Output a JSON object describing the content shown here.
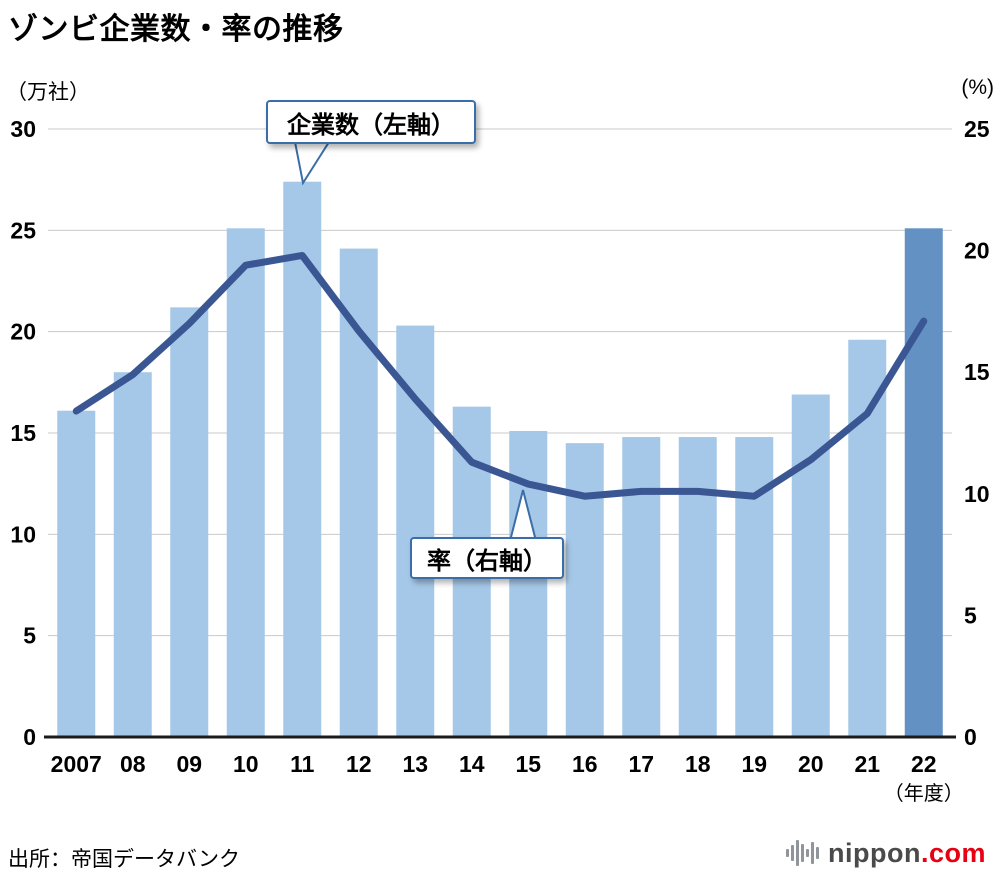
{
  "page_title": "ゾンビ企業数・率の推移",
  "axes_units": {
    "left": "（万社）",
    "right": "(%)"
  },
  "x_axis_suffix": "（年度）",
  "annotations": {
    "bars_callout": "企業数（左軸）",
    "line_callout": "率（右軸）"
  },
  "source": "出所：帝国データバンク",
  "logo": {
    "name": "nippon.com",
    "main": "nippon",
    "suffix": ".com",
    "icon": "soundwave-icon",
    "main_color": "#4a4a4a",
    "suffix_color": "#e60012"
  },
  "chart_data": {
    "type": "bar",
    "title": "ゾンビ企業数・率の推移",
    "categories": [
      "2007",
      "08",
      "09",
      "10",
      "11",
      "12",
      "13",
      "14",
      "15",
      "16",
      "17",
      "18",
      "19",
      "20",
      "21",
      "22"
    ],
    "series": [
      {
        "name": "企業数（左軸）",
        "type": "bar",
        "axis": "left",
        "values": [
          16.1,
          18.0,
          21.2,
          25.1,
          27.4,
          24.1,
          20.3,
          16.3,
          15.1,
          14.5,
          14.8,
          14.8,
          14.8,
          16.9,
          19.6,
          25.1
        ],
        "highlight_index": 15
      },
      {
        "name": "率（右軸）",
        "type": "line",
        "axis": "right",
        "values": [
          13.4,
          14.9,
          17.0,
          19.4,
          19.8,
          16.7,
          13.9,
          11.3,
          10.4,
          9.9,
          10.1,
          10.1,
          9.9,
          11.4,
          13.3,
          17.1
        ]
      }
    ],
    "left_axis": {
      "label": "（万社）",
      "min": 0,
      "max": 30,
      "step": 5
    },
    "right_axis": {
      "label": "(%)",
      "min": 0,
      "max": 25,
      "step": 5
    },
    "grid": true,
    "legend": "callouts",
    "colors": {
      "bar": "#a6c8e8",
      "bar_highlight": "#6391c4",
      "line": "#3a5693",
      "grid": "#c9c9c9",
      "axis": "#1a1a1a",
      "callout_border": "#3a6ea8"
    }
  }
}
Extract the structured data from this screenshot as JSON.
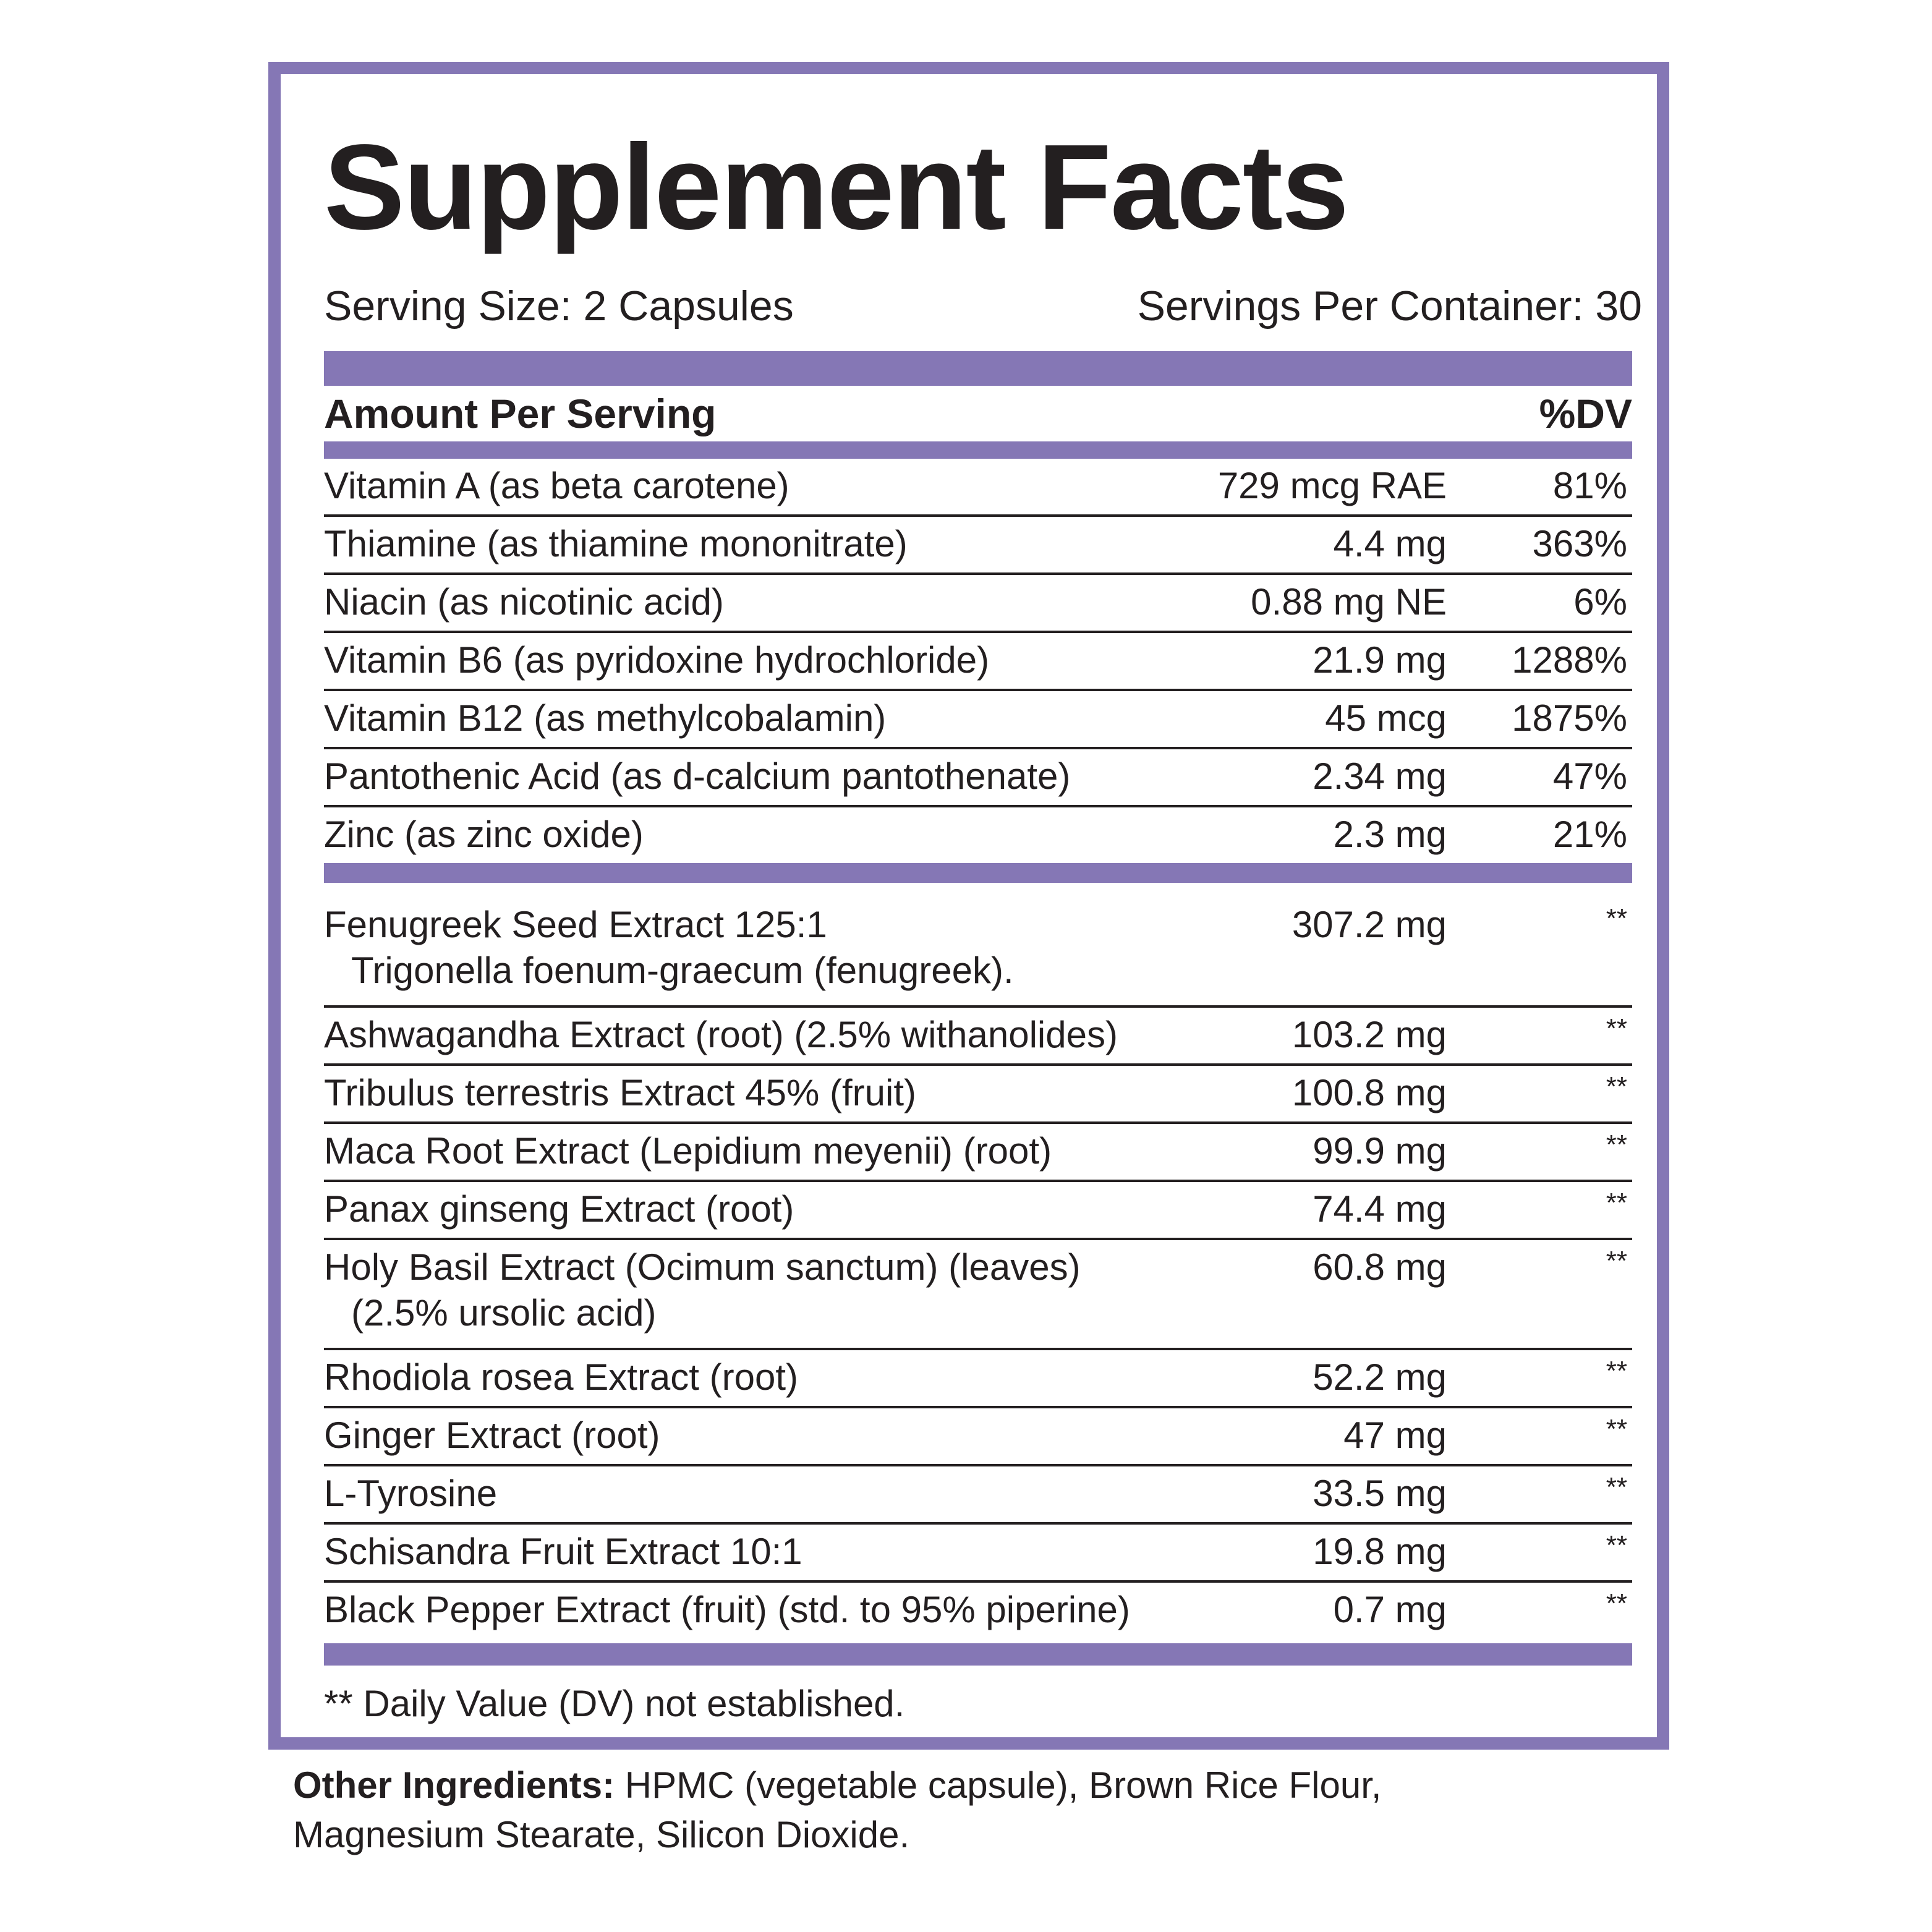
{
  "header": {
    "title": "Supplement Facts",
    "serving_size": "Serving Size: 2 Capsules",
    "servings_per_container": "Servings Per Container: 30"
  },
  "table": {
    "column_headers": [
      "Amount Per Serving",
      "%DV"
    ],
    "vitamins": [
      {
        "name": "Vitamin A (as beta carotene)",
        "amount": "729 mcg RAE",
        "dv": "81%"
      },
      {
        "name": "Thiamine (as thiamine mononitrate)",
        "amount": "4.4 mg",
        "dv": "363%"
      },
      {
        "name": "Niacin (as nicotinic acid)",
        "amount": "0.88 mg NE",
        "dv": "6%"
      },
      {
        "name": "Vitamin B6 (as pyridoxine hydrochloride)",
        "amount": "21.9 mg",
        "dv": "1288%"
      },
      {
        "name": "Vitamin B12 (as methylcobalamin)",
        "amount": "45 mcg",
        "dv": "1875%"
      },
      {
        "name": "Pantothenic Acid (as d-calcium pantothenate)",
        "amount": "2.34 mg",
        "dv": "47%"
      },
      {
        "name": "Zinc (as zinc oxide)",
        "amount": "2.3 mg",
        "dv": "21%"
      }
    ],
    "botanicals": [
      {
        "name": "Fenugreek Seed Extract 125:1",
        "detail": "Trigonella foenum-graecum (fenugreek).",
        "amount": "307.2 mg",
        "dv": "**"
      },
      {
        "name": "Ashwagandha Extract (root) (2.5% withanolides)",
        "amount": "103.2 mg",
        "dv": "**"
      },
      {
        "name": "Tribulus terrestris Extract 45% (fruit)",
        "amount": "100.8 mg",
        "dv": "**"
      },
      {
        "name": "Maca Root Extract (Lepidium meyenii) (root)",
        "amount": "99.9 mg",
        "dv": "**"
      },
      {
        "name": "Panax ginseng Extract (root)",
        "amount": "74.4 mg",
        "dv": "**"
      },
      {
        "name": "Holy Basil Extract (Ocimum sanctum) (leaves)",
        "detail": "(2.5% ursolic acid)",
        "amount": "60.8 mg",
        "dv": "**"
      },
      {
        "name": "Rhodiola rosea Extract (root)",
        "amount": "52.2 mg",
        "dv": "**"
      },
      {
        "name": "Ginger Extract (root)",
        "amount": "47 mg",
        "dv": "**"
      },
      {
        "name": "L-Tyrosine",
        "amount": "33.5 mg",
        "dv": "**"
      },
      {
        "name": "Schisandra Fruit Extract 10:1",
        "amount": "19.8 mg",
        "dv": "**"
      },
      {
        "name": "Black Pepper Extract (fruit) (std. to 95% piperine)",
        "amount": "0.7 mg",
        "dv": "**"
      }
    ]
  },
  "footnote": "** Daily Value (DV) not established.",
  "other_ingredients": {
    "label": "Other Ingredients:",
    "text": " HPMC (vegetable capsule), Brown Rice Flour, Magnesium Stearate, Silicon Dioxide."
  }
}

SHORT PROBLEM: The string "label" may appear in lines of the listing above; tally those lines and give the number only.

RESPONSE FOR THIS EXERCISE: 3